Written exercise: Using the data below, copy every line that contains the word "this".

◆ ◆ ◆ ◆ ◆ ◆ ◆

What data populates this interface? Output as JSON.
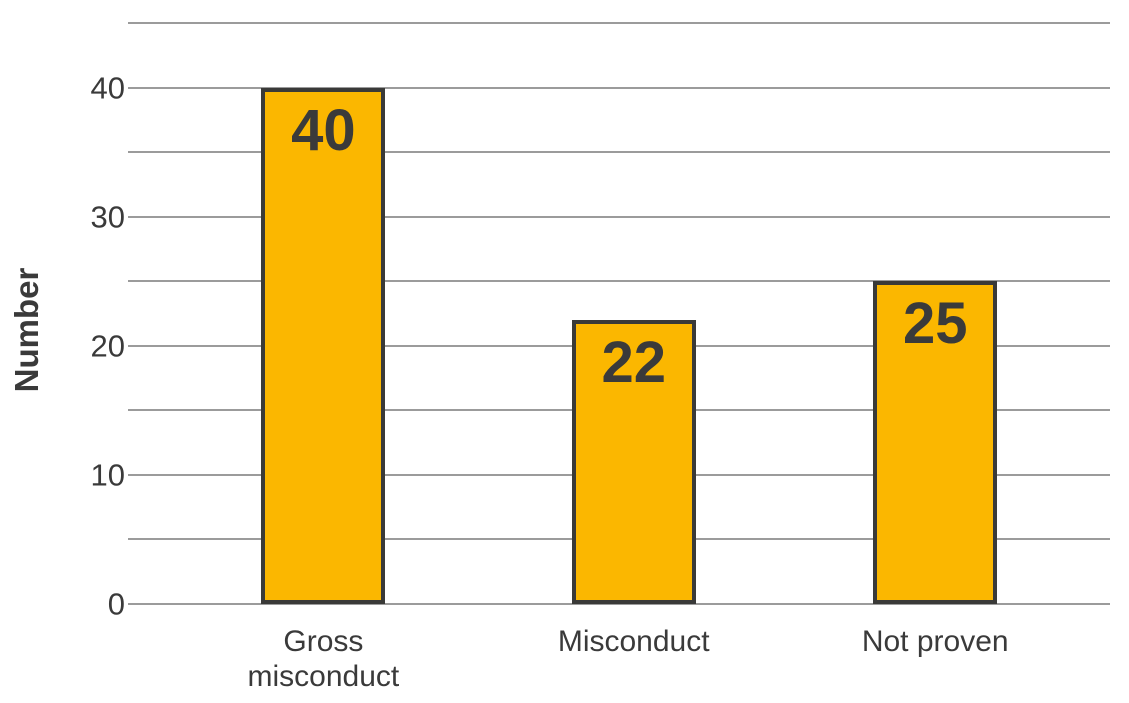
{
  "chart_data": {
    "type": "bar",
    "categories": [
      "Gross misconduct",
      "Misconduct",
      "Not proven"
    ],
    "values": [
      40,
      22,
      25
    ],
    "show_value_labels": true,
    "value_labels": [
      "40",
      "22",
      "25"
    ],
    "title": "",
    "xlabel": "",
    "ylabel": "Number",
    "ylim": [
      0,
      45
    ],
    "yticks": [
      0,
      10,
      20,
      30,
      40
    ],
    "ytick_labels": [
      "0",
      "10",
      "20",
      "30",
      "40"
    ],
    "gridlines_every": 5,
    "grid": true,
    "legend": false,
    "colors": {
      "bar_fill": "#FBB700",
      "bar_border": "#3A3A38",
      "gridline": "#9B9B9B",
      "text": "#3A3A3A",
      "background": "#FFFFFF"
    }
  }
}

◆ ◆ ◆ ◆ ◆ ◆ ◆

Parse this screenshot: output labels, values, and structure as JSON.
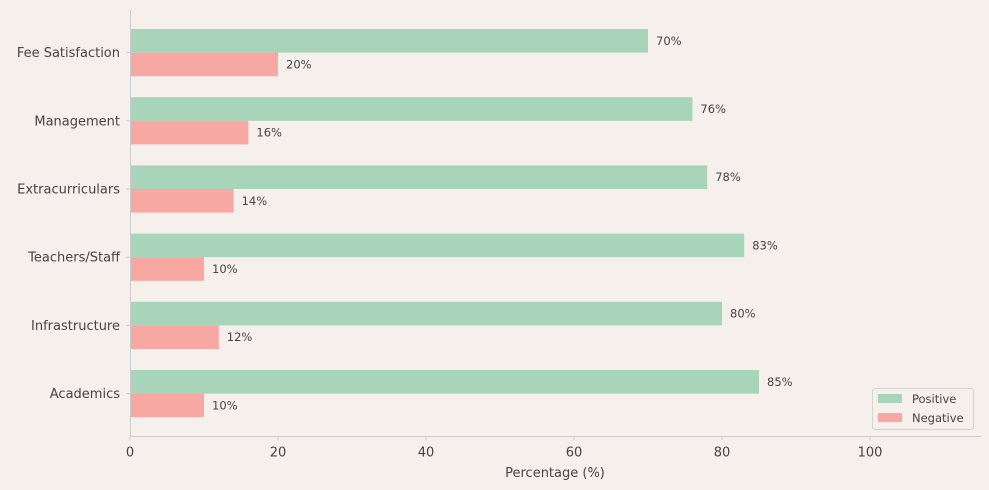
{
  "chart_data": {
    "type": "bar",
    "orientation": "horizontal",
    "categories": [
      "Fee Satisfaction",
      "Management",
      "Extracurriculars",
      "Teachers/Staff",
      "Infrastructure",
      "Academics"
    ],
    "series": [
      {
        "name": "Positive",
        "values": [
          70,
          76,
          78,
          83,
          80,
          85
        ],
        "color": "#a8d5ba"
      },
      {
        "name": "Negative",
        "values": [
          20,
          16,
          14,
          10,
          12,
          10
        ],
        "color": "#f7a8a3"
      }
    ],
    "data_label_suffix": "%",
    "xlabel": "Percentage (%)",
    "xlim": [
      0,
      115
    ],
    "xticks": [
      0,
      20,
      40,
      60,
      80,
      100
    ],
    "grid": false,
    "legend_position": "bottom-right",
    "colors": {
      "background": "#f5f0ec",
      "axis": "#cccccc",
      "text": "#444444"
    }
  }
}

◆ ◆ ◆ ◆ ◆ ◆ ◆

Answer for the task:
What data populates this interface? Output as JSON.
Parse this screenshot: output labels, values, and structure as JSON.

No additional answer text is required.